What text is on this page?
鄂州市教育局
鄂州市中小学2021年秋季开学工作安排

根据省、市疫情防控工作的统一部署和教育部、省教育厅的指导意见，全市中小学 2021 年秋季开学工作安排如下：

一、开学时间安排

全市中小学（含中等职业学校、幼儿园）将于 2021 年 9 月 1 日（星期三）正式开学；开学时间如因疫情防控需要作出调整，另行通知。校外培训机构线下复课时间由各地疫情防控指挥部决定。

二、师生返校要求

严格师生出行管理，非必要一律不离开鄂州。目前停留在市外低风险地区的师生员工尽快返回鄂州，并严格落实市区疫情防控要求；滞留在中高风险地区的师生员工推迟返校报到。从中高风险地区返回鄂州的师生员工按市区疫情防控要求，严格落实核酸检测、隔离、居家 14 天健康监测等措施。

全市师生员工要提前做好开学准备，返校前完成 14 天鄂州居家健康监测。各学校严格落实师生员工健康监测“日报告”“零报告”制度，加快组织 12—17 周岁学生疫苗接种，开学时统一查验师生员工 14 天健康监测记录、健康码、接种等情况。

════════════════

§ Exercise brief: Please reproduce each line exactly as written.

§ Answer to this problem:
What text is on this page?
鄂州市教育局
鄂州市中小学2021年秋季开学工作安排

根据省、市疫情防控工作的统一部署和教育部、省教育厅的指导意见，全市中小学 2021 年秋季开学工作安排如下：

一、开学时间安排

全市中小学（含中等职业学校、幼儿园）将于 2021 年 9 月 1 日（星期三）正式开学；开学时间如因疫情防控需要作出调整，另行通知。校外培训机构线下复课时间由各地疫情防控指挥部决定。

二、师生返校要求

严格师生出行管理，非必要一律不离开鄂州。目前停留在市外低风险地区的师生员工尽快返回鄂州，并严格落实市区疫情防控要求；滞留在中高风险地区的师生员工推迟返校报到。从中高风险地区返回鄂州的师生员工按市区疫情防控要求，严格落实核酸检测、隔离、居家 14 天健康监测等措施。

全市师生员工要提前做好开学准备，返校前完成 14 天鄂州居家健康监测。各学校严格落实师生员工健康监测“日报告”“零报告”制度，加快组织 12—17 周岁学生疫苗接种，开学时统一查验师生员工 14 天健康监测记录、健康码、接种等情况。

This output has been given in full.